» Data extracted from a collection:
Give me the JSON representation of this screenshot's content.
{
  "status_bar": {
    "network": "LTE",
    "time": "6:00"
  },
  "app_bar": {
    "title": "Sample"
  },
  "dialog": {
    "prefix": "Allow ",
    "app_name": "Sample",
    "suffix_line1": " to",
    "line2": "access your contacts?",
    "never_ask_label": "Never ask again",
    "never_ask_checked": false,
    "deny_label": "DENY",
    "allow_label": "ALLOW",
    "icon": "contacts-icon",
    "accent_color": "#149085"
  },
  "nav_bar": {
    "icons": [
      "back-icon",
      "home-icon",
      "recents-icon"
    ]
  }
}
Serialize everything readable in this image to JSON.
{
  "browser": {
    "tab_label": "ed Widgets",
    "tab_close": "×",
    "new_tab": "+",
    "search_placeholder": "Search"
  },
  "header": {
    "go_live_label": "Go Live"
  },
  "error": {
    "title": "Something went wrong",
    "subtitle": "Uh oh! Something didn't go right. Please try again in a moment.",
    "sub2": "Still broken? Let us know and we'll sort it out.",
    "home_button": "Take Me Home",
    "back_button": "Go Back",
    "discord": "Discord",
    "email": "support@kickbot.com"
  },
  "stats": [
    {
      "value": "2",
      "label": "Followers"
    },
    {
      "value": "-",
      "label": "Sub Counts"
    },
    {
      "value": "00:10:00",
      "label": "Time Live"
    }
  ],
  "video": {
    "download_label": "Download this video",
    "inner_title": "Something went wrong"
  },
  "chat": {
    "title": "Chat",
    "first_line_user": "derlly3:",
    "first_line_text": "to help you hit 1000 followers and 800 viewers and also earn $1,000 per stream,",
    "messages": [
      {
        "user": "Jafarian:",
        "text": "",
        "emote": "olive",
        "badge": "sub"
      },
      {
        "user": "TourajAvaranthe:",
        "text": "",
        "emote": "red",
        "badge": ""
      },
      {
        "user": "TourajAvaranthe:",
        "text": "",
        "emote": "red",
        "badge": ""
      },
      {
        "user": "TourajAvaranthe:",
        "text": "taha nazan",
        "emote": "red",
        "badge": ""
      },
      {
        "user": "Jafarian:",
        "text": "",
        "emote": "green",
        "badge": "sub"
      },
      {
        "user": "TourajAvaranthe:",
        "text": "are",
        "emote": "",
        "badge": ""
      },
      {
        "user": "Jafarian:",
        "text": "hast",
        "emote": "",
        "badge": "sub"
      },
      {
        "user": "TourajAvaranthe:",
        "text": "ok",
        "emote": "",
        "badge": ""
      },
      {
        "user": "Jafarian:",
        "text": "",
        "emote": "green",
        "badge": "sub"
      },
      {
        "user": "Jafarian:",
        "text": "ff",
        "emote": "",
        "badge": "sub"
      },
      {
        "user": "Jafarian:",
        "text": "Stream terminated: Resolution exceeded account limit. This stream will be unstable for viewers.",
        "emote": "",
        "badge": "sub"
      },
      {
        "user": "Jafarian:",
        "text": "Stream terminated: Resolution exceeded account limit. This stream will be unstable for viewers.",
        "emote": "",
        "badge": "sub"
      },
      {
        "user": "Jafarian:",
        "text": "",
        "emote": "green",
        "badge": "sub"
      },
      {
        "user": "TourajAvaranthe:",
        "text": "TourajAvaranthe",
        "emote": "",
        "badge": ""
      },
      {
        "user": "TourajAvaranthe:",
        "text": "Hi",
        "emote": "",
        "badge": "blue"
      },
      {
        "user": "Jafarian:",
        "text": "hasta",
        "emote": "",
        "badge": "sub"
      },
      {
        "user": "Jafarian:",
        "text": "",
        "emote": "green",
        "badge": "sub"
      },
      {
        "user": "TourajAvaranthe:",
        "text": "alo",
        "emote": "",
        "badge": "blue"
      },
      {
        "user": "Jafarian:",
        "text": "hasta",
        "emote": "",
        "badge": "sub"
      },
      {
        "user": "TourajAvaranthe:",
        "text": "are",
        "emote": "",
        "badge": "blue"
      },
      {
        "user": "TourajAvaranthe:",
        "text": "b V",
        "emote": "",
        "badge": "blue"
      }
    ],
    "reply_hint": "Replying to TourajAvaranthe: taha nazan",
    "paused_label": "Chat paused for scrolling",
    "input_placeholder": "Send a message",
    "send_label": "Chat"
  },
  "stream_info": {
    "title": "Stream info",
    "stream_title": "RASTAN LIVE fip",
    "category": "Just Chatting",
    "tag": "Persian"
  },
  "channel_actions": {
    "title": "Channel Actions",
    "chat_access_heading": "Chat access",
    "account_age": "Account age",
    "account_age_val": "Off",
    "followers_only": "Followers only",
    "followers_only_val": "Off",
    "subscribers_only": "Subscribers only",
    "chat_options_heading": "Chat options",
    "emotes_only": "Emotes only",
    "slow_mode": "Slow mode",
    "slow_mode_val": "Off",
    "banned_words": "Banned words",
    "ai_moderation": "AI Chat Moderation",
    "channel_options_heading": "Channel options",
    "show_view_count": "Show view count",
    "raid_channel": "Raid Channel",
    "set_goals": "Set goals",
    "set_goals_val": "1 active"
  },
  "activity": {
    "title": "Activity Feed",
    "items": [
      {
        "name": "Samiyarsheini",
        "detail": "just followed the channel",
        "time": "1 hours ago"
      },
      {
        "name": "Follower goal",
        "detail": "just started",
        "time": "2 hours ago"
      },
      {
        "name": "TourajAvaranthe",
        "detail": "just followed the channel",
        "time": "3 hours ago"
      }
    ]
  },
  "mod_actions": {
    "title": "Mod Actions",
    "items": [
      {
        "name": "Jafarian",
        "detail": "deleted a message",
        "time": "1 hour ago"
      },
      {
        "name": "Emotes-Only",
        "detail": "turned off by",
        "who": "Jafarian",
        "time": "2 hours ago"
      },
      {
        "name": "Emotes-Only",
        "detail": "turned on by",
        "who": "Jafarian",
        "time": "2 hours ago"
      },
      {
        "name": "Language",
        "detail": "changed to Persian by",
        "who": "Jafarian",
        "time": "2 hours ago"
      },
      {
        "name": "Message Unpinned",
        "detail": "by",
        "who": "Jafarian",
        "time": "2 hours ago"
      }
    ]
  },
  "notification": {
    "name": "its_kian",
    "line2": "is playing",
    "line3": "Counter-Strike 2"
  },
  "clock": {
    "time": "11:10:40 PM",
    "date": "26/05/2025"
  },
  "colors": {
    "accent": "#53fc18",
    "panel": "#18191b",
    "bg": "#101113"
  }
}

» SHORT EXERCISE: Reproduce the listing above word for word.

» WRITTEN SOLUTION:
Give me the JSON representation of this screenshot's content.
{
  "status_bar": {
    "network": "LTE",
    "time": "6:00"
  },
  "app_bar": {
    "title": "Sample"
  },
  "dialog": {
    "prefix": "Allow ",
    "app_name": "Sample",
    "suffix_line1": " to",
    "line2": "access your contacts?",
    "never_ask_label": "Never ask again",
    "never_ask_checked": false,
    "deny_label": "DENY",
    "allow_label": "ALLOW",
    "icon": "contacts-icon",
    "accent_color": "#149085"
  },
  "nav_bar": {
    "icons": [
      "back-icon",
      "home-icon",
      "recents-icon"
    ]
  }
}
Serialize everything readable in this image to JSON.
{
  "browser": {
    "tab_label": "ed Widgets",
    "tab_close": "×",
    "new_tab": "+",
    "search_placeholder": "Search"
  },
  "header": {
    "go_live_label": "Go Live"
  },
  "error": {
    "title": "Something went wrong",
    "subtitle": "Uh oh! Something didn't go right. Please try again in a moment.",
    "sub2": "Still broken? Let us know and we'll sort it out.",
    "home_button": "Take Me Home",
    "back_button": "Go Back",
    "discord": "Discord",
    "email": "support@kickbot.com"
  },
  "stats": [
    {
      "value": "2",
      "label": "Followers"
    },
    {
      "value": "-",
      "label": "Sub Counts"
    },
    {
      "value": "00:10:00",
      "label": "Time Live"
    }
  ],
  "video": {
    "download_label": "Download this video",
    "inner_title": "Something went wrong"
  },
  "chat": {
    "title": "Chat",
    "first_line_user": "derlly3:",
    "first_line_text": "to help you hit 1000 followers and 800 viewers and also earn $1,000 per stream,",
    "messages": [
      {
        "user": "Jafarian:",
        "text": "",
        "emote": "olive",
        "badge": "sub"
      },
      {
        "user": "TourajAvaranthe:",
        "text": "",
        "emote": "red",
        "badge": ""
      },
      {
        "user": "TourajAvaranthe:",
        "text": "",
        "emote": "red",
        "badge": ""
      },
      {
        "user": "TourajAvaranthe:",
        "text": "taha nazan",
        "emote": "red",
        "badge": ""
      },
      {
        "user": "Jafarian:",
        "text": "",
        "emote": "green",
        "badge": "sub"
      },
      {
        "user": "TourajAvaranthe:",
        "text": "are",
        "emote": "",
        "badge": ""
      },
      {
        "user": "Jafarian:",
        "text": "hast",
        "emote": "",
        "badge": "sub"
      },
      {
        "user": "TourajAvaranthe:",
        "text": "ok",
        "emote": "",
        "badge": ""
      },
      {
        "user": "Jafarian:",
        "text": "",
        "emote": "green",
        "badge": "sub"
      },
      {
        "user": "Jafarian:",
        "text": "ff",
        "emote": "",
        "badge": "sub"
      },
      {
        "user": "Jafarian:",
        "text": "Stream terminated: Resolution exceeded account limit. This stream will be unstable for viewers.",
        "emote": "",
        "badge": "sub"
      },
      {
        "user": "Jafarian:",
        "text": "Stream terminated: Resolution exceeded account limit. This stream will be unstable for viewers.",
        "emote": "",
        "badge": "sub"
      },
      {
        "user": "Jafarian:",
        "text": "",
        "emote": "green",
        "badge": "sub"
      },
      {
        "user": "TourajAvaranthe:",
        "text": "TourajAvaranthe",
        "emote": "",
        "badge": ""
      },
      {
        "user": "TourajAvaranthe:",
        "text": "Hi",
        "emote": "",
        "badge": "blue"
      },
      {
        "user": "Jafarian:",
        "text": "hasta",
        "emote": "",
        "badge": "sub"
      },
      {
        "user": "Jafarian:",
        "text": "",
        "emote": "green",
        "badge": "sub"
      },
      {
        "user": "TourajAvaranthe:",
        "text": "alo",
        "emote": "",
        "badge": "blue"
      },
      {
        "user": "Jafarian:",
        "text": "hasta",
        "emote": "",
        "badge": "sub"
      },
      {
        "user": "TourajAvaranthe:",
        "text": "are",
        "emote": "",
        "badge": "blue"
      },
      {
        "user": "TourajAvaranthe:",
        "text": "b V",
        "emote": "",
        "badge": "blue"
      }
    ],
    "reply_hint": "Replying to TourajAvaranthe: taha nazan",
    "paused_label": "Chat paused for scrolling",
    "input_placeholder": "Send a message",
    "send_label": "Chat"
  },
  "stream_info": {
    "title": "Stream info",
    "stream_title": "RASTAN LIVE fip",
    "category": "Just Chatting",
    "tag": "Persian"
  },
  "channel_actions": {
    "title": "Channel Actions",
    "chat_access_heading": "Chat access",
    "account_age": "Account age",
    "account_age_val": "Off",
    "followers_only": "Followers only",
    "followers_only_val": "Off",
    "subscribers_only": "Subscribers only",
    "chat_options_heading": "Chat options",
    "emotes_only": "Emotes only",
    "slow_mode": "Slow mode",
    "slow_mode_val": "Off",
    "banned_words": "Banned words",
    "ai_moderation": "AI Chat Moderation",
    "channel_options_heading": "Channel options",
    "show_view_count": "Show view count",
    "raid_channel": "Raid Channel",
    "set_goals": "Set goals",
    "set_goals_val": "1 active"
  },
  "activity": {
    "title": "Activity Feed",
    "items": [
      {
        "name": "Samiyarsheini",
        "detail": "just followed the channel",
        "time": "1 hours ago"
      },
      {
        "name": "Follower goal",
        "detail": "just started",
        "time": "2 hours ago"
      },
      {
        "name": "TourajAvaranthe",
        "detail": "just followed the channel",
        "time": "3 hours ago"
      }
    ]
  },
  "mod_actions": {
    "title": "Mod Actions",
    "items": [
      {
        "name": "Jafarian",
        "detail": "deleted a message",
        "time": "1 hour ago"
      },
      {
        "name": "Emotes-Only",
        "detail": "turned off by",
        "who": "Jafarian",
        "time": "2 hours ago"
      },
      {
        "name": "Emotes-Only",
        "detail": "turned on by",
        "who": "Jafarian",
        "time": "2 hours ago"
      },
      {
        "name": "Language",
        "detail": "changed to Persian by",
        "who": "Jafarian",
        "time": "2 hours ago"
      },
      {
        "name": "Message Unpinned",
        "detail": "by",
        "who": "Jafarian",
        "time": "2 hours ago"
      }
    ]
  },
  "notification": {
    "name": "its_kian",
    "line2": "is playing",
    "line3": "Counter-Strike 2"
  },
  "clock": {
    "time": "11:10:40 PM",
    "date": "26/05/2025"
  },
  "colors": {
    "accent": "#53fc18",
    "panel": "#18191b",
    "bg": "#101113"
  }
}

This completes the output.